**STATED PROBLEM**
Copy out all the data, word for word.

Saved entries
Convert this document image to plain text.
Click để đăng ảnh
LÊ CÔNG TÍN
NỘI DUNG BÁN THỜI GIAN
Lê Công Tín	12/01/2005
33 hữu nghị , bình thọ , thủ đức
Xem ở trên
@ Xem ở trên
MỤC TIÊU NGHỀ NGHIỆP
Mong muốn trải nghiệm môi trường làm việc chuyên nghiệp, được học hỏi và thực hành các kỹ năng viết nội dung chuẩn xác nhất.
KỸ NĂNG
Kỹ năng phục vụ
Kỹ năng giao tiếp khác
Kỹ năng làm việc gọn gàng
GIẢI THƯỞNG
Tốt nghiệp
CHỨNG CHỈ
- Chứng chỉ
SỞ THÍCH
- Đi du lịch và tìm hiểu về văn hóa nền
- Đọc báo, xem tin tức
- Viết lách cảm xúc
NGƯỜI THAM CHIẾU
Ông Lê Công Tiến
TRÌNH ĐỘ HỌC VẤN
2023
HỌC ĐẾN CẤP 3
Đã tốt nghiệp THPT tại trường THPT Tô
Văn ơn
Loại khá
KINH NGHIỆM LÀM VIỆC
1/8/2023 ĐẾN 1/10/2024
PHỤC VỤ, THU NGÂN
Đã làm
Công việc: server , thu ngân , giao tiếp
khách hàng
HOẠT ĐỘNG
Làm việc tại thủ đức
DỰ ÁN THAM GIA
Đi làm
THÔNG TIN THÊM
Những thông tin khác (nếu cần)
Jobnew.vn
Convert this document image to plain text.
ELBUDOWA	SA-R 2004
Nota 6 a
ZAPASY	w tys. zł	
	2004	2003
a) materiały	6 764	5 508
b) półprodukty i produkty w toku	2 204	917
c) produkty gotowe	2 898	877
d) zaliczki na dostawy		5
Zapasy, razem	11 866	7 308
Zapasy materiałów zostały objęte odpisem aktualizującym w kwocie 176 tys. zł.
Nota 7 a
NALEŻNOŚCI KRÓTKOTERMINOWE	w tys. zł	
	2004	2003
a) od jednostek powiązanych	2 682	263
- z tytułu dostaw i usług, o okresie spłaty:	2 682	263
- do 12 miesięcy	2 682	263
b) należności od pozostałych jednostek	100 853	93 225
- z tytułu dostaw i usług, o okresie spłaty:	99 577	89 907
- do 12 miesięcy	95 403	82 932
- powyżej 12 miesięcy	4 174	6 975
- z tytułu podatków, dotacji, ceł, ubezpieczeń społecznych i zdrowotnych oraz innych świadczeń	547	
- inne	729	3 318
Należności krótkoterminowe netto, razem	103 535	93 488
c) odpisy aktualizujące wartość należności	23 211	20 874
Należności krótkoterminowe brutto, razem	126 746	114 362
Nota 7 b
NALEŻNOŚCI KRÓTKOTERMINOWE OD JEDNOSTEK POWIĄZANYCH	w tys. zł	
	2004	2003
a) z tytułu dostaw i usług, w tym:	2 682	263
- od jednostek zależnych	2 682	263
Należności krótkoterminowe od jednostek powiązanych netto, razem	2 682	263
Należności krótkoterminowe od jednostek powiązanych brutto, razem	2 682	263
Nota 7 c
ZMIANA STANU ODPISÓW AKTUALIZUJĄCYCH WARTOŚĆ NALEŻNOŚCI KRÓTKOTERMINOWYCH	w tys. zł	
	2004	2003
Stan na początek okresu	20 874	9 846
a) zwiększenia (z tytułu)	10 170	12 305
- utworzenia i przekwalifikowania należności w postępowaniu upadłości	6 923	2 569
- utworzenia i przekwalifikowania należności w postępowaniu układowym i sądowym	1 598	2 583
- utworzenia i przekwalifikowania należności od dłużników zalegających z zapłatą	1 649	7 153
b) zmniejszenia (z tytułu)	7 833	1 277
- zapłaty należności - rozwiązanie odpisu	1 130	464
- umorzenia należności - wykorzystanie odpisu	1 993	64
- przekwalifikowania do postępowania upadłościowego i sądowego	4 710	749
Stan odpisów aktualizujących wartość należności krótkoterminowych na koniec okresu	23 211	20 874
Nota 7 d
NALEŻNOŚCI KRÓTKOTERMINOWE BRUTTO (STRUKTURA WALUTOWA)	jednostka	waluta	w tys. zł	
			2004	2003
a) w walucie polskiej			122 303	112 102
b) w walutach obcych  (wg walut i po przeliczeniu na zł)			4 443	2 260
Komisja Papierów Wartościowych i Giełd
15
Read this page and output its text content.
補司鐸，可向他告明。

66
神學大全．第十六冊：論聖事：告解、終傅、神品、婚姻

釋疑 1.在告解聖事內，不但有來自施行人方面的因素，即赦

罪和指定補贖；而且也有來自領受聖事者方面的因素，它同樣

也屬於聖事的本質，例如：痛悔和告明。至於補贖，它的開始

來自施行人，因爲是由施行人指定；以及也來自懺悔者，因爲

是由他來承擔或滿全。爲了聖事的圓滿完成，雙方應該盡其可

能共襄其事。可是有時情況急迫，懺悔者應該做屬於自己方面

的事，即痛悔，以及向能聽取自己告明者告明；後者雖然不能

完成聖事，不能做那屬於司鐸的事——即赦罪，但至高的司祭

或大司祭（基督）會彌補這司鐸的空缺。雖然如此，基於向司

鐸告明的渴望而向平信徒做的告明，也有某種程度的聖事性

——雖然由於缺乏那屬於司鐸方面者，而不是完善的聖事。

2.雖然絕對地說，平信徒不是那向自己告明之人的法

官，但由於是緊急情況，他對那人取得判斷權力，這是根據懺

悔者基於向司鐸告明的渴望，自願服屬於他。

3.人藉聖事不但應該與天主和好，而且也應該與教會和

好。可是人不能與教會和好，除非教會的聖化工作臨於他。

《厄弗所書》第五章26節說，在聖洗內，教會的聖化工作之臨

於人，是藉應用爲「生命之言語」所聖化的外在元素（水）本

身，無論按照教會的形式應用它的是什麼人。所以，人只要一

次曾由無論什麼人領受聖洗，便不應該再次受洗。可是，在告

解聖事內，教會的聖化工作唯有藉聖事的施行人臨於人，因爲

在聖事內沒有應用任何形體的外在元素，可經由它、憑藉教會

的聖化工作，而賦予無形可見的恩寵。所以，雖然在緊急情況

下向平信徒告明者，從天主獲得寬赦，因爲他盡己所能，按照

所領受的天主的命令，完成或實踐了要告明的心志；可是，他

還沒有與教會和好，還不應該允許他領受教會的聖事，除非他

**EXERCISE RESPONSE**
Convert this document image to plain text.
Click để đăng ảnh
LÊ CÔNG TÍN
NỘI DUNG BÁN THỜI GIAN
Lê Công Tín	12/01/2005
33 hữu nghị , bình thọ , thủ đức
Xem ở trên
@ Xem ở trên
MỤC TIÊU NGHỀ NGHIỆP
Mong muốn trải nghiệm môi trường làm việc chuyên nghiệp, được học hỏi và thực hành các kỹ năng viết nội dung chuẩn xác nhất.
KỸ NĂNG
Kỹ năng phục vụ
Kỹ năng giao tiếp khác
Kỹ năng làm việc gọn gàng
GIẢI THƯỞNG
Tốt nghiệp
CHỨNG CHỈ
- Chứng chỉ
SỞ THÍCH
- Đi du lịch và tìm hiểu về văn hóa nền
- Đọc báo, xem tin tức
- Viết lách cảm xúc
NGƯỜI THAM CHIẾU
Ông Lê Công Tiến
TRÌNH ĐỘ HỌC VẤN
2023
HỌC ĐẾN CẤP 3
Đã tốt nghiệp THPT tại trường THPT Tô
Văn ơn
Loại khá
KINH NGHIỆM LÀM VIỆC
1/8/2023 ĐẾN 1/10/2024
PHỤC VỤ, THU NGÂN
Đã làm
Công việc: server , thu ngân , giao tiếp
khách hàng
HOẠT ĐỘNG
Làm việc tại thủ đức
DỰ ÁN THAM GIA
Đi làm
THÔNG TIN THÊM
Những thông tin khác (nếu cần)
Jobnew.vn
Convert this document image to plain text.
ELBUDOWA	SA-R 2004
Nota 6 a
ZAPASY	w tys. zł	
	2004	2003
a) materiały	6 764	5 508
b) półprodukty i produkty w toku	2 204	917
c) produkty gotowe	2 898	877
d) zaliczki na dostawy		5
Zapasy, razem	11 866	7 308
Zapasy materiałów zostały objęte odpisem aktualizującym w kwocie 176 tys. zł.
Nota 7 a
NALEŻNOŚCI KRÓTKOTERMINOWE	w tys. zł	
	2004	2003
a) od jednostek powiązanych	2 682	263
- z tytułu dostaw i usług, o okresie spłaty:	2 682	263
- do 12 miesięcy	2 682	263
b) należności od pozostałych jednostek	100 853	93 225
- z tytułu dostaw i usług, o okresie spłaty:	99 577	89 907
- do 12 miesięcy	95 403	82 932
- powyżej 12 miesięcy	4 174	6 975
- z tytułu podatków, dotacji, ceł, ubezpieczeń społecznych i zdrowotnych oraz innych świadczeń	547	
- inne	729	3 318
Należności krótkoterminowe netto, razem	103 535	93 488
c) odpisy aktualizujące wartość należności	23 211	20 874
Należności krótkoterminowe brutto, razem	126 746	114 362
Nota 7 b
NALEŻNOŚCI KRÓTKOTERMINOWE OD JEDNOSTEK POWIĄZANYCH	w tys. zł	
	2004	2003
a) z tytułu dostaw i usług, w tym:	2 682	263
- od jednostek zależnych	2 682	263
Należności krótkoterminowe od jednostek powiązanych netto, razem	2 682	263
Należności krótkoterminowe od jednostek powiązanych brutto, razem	2 682	263
Nota 7 c
ZMIANA STANU ODPISÓW AKTUALIZUJĄCYCH WARTOŚĆ NALEŻNOŚCI KRÓTKOTERMINOWYCH	w tys. zł	
	2004	2003
Stan na początek okresu	20 874	9 846
a) zwiększenia (z tytułu)	10 170	12 305
- utworzenia i przekwalifikowania należności w postępowaniu upadłości	6 923	2 569
- utworzenia i przekwalifikowania należności w postępowaniu układowym i sądowym	1 598	2 583
- utworzenia i przekwalifikowania należności od dłużników zalegających z zapłatą	1 649	7 153
b) zmniejszenia (z tytułu)	7 833	1 277
- zapłaty należności - rozwiązanie odpisu	1 130	464
- umorzenia należności - wykorzystanie odpisu	1 993	64
- przekwalifikowania do postępowania upadłościowego i sądowego	4 710	749
Stan odpisów aktualizujących wartość należności krótkoterminowych na koniec okresu	23 211	20 874
Nota 7 d
NALEŻNOŚCI KRÓTKOTERMINOWE BRUTTO (STRUKTURA WALUTOWA)	jednostka	waluta	w tys. zł	
			2004	2003
a) w walucie polskiej			122 303	112 102
b) w walutach obcych  (wg walut i po przeliczeniu na zł)			4 443	2 260
Komisja Papierów Wartościowych i Giełd
15
Read this page and output its text content.
補司鐸，可向他告明。

66
神學大全．第十六冊：論聖事：告解、終傅、神品、婚姻

釋疑 1.在告解聖事內，不但有來自施行人方面的因素，即赦

罪和指定補贖；而且也有來自領受聖事者方面的因素，它同樣

也屬於聖事的本質，例如：痛悔和告明。至於補贖，它的開始

來自施行人，因爲是由施行人指定；以及也來自懺悔者，因爲

是由他來承擔或滿全。爲了聖事的圓滿完成，雙方應該盡其可

能共襄其事。可是有時情況急迫，懺悔者應該做屬於自己方面

的事，即痛悔，以及向能聽取自己告明者告明；後者雖然不能

完成聖事，不能做那屬於司鐸的事——即赦罪，但至高的司祭

或大司祭（基督）會彌補這司鐸的空缺。雖然如此，基於向司

鐸告明的渴望而向平信徒做的告明，也有某種程度的聖事性

——雖然由於缺乏那屬於司鐸方面者，而不是完善的聖事。

2.雖然絕對地說，平信徒不是那向自己告明之人的法

官，但由於是緊急情況，他對那人取得判斷權力，這是根據懺

悔者基於向司鐸告明的渴望，自願服屬於他。

3.人藉聖事不但應該與天主和好，而且也應該與教會和

好。可是人不能與教會和好，除非教會的聖化工作臨於他。

《厄弗所書》第五章26節說，在聖洗內，教會的聖化工作之臨

於人，是藉應用爲「生命之言語」所聖化的外在元素（水）本

身，無論按照教會的形式應用它的是什麼人。所以，人只要一

次曾由無論什麼人領受聖洗，便不應該再次受洗。可是，在告

解聖事內，教會的聖化工作唯有藉聖事的施行人臨於人，因爲

在聖事內沒有應用任何形體的外在元素，可經由它、憑藉教會

的聖化工作，而賦予無形可見的恩寵。所以，雖然在緊急情況

下向平信徒告明者，從天主獲得寬赦，因爲他盡己所能，按照

所領受的天主的命令，完成或實踐了要告明的心志；可是，他

還沒有與教會和好，還不應該允許他領受教會的聖事，除非他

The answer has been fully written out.